(REQUIREMENTS):
From the line with "Read this page and output its text content." through the final line, transcribe the material below character for character; include no other lines.

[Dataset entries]
+ + +

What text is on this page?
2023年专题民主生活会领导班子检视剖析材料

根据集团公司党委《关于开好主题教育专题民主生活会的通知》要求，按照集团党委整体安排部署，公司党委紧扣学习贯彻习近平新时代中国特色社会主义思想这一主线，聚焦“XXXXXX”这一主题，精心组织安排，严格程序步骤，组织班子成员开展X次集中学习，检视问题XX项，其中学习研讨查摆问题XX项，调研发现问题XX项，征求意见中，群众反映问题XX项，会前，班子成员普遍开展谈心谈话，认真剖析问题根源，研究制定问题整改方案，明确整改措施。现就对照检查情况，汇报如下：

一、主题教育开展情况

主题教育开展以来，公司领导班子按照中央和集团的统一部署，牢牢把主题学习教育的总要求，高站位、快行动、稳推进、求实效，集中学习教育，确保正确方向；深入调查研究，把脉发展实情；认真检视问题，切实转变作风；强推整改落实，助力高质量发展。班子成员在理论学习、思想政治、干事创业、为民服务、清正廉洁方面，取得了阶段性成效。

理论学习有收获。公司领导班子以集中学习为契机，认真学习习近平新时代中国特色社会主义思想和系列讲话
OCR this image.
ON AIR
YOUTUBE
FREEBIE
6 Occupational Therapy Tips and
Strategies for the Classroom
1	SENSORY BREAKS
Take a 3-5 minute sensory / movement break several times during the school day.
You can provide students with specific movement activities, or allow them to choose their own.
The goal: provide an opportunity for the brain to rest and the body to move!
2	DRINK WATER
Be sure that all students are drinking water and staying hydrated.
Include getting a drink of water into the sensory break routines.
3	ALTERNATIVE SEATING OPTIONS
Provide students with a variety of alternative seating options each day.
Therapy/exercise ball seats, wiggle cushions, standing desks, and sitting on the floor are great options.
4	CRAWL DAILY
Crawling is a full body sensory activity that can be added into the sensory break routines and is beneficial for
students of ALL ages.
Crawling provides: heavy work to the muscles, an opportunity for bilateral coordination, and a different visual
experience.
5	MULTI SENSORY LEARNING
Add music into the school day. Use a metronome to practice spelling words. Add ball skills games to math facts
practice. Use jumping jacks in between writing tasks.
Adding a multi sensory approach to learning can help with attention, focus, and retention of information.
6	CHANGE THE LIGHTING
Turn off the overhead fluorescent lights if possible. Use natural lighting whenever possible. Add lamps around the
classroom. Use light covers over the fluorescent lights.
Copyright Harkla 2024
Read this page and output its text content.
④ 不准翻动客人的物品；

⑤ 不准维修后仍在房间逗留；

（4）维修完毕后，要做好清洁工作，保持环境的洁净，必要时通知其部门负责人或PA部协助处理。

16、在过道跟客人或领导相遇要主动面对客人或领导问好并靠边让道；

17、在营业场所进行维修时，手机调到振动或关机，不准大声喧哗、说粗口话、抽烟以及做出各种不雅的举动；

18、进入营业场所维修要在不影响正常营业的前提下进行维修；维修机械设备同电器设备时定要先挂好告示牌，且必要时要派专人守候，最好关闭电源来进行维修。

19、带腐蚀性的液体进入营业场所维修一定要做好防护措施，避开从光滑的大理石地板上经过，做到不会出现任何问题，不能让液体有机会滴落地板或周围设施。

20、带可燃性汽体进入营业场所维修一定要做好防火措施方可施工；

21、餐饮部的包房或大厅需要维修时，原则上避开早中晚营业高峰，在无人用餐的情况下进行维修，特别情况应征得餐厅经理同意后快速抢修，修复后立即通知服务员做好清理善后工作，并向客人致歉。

+ + +

(FULL SOLUTION):
Read this page and output its text content.
④ 不准翻动客人的物品；

⑤ 不准维修后仍在房间逗留；

（4）维修完毕后，要做好清洁工作，保持环境的洁净，必要时通知其部门负责人或PA部协助处理。

16、在过道跟客人或领导相遇要主动面对客人或领导问好并靠边让道；

17、在营业场所进行维修时，手机调到振动或关机，不准大声喧哗、说粗口话、抽烟以及做出各种不雅的举动；

18、进入营业场所维修要在不影响正常营业的前提下进行维修；维修机械设备同电器设备时定要先挂好告示牌，且必要时要派专人守候，最好关闭电源来进行维修。

19、带腐蚀性的液体进入营业场所维修一定要做好防护措施，避开从光滑的大理石地板上经过，做到不会出现任何问题，不能让液体有机会滴落地板或周围设施。

20、带可燃性汽体进入营业场所维修一定要做好防火措施方可施工；

21、餐饮部的包房或大厅需要维修时，原则上避开早中晚营业高峰，在无人用餐的情况下进行维修，特别情况应征得餐厅经理同意后快速抢修，修复后立即通知服务员做好清理善后工作，并向客人致歉。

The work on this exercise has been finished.